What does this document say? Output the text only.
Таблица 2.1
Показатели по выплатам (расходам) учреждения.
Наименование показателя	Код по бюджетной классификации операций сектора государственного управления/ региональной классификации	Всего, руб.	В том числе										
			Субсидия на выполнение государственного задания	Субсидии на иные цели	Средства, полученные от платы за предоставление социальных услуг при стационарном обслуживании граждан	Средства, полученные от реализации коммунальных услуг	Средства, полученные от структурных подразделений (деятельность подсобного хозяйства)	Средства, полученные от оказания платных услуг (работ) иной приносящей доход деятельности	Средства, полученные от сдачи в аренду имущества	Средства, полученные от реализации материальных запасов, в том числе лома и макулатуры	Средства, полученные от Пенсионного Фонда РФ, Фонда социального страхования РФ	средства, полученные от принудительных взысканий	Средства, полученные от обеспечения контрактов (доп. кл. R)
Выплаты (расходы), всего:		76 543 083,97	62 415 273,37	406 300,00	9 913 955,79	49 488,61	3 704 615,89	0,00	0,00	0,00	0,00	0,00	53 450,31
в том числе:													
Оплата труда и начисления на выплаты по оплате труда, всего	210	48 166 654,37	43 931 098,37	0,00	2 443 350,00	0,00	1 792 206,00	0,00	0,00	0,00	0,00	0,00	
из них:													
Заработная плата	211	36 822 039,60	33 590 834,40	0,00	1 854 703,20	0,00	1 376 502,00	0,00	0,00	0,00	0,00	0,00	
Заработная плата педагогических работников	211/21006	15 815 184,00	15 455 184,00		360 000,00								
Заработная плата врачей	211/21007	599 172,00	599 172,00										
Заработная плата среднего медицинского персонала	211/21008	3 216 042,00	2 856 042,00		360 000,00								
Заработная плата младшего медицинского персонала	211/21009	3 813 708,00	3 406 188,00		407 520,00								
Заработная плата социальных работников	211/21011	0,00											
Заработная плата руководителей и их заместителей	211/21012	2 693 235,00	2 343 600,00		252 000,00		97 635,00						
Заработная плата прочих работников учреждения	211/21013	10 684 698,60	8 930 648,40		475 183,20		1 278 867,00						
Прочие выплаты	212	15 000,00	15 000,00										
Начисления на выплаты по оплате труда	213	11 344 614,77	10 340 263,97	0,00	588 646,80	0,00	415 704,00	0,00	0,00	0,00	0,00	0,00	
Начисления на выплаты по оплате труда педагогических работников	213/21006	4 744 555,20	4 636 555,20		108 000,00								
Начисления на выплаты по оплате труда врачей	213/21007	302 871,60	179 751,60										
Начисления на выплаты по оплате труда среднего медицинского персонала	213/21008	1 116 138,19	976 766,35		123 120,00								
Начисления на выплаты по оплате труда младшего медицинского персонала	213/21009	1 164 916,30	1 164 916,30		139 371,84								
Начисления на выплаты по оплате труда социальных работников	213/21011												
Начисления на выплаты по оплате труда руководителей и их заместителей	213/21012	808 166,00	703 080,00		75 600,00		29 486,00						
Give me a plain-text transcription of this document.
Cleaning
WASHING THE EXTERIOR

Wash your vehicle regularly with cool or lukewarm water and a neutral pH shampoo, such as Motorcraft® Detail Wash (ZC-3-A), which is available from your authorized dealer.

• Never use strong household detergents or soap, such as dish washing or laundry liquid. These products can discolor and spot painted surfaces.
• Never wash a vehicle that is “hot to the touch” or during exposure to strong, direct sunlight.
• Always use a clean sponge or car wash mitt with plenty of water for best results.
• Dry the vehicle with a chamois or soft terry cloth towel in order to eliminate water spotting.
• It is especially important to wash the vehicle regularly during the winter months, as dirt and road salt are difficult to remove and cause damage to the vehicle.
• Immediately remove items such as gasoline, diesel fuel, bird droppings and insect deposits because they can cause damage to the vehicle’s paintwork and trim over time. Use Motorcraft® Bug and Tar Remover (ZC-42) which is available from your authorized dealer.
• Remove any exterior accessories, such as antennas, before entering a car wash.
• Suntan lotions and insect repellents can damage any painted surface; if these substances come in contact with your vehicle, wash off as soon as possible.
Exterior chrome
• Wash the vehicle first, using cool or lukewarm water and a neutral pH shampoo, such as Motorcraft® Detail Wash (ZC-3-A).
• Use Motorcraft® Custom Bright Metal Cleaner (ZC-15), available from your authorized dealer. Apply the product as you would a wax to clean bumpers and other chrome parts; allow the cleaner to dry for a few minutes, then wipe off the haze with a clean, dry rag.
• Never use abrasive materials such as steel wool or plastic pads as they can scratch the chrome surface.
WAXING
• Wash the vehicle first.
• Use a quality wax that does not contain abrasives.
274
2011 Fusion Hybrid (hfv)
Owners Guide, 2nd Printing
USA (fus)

* **Your objective**: Display every line of the listing that contains the string "painted".

* **Answer in full**:
• Never use strong household detergents or soap, such as dish washing or laundry liquid. These products can discolor and spot painted surfaces.
• Suntan lotions and insect repellents can damage any painted surface; if these substances come in contact with your vehicle, wash off as soon as possible.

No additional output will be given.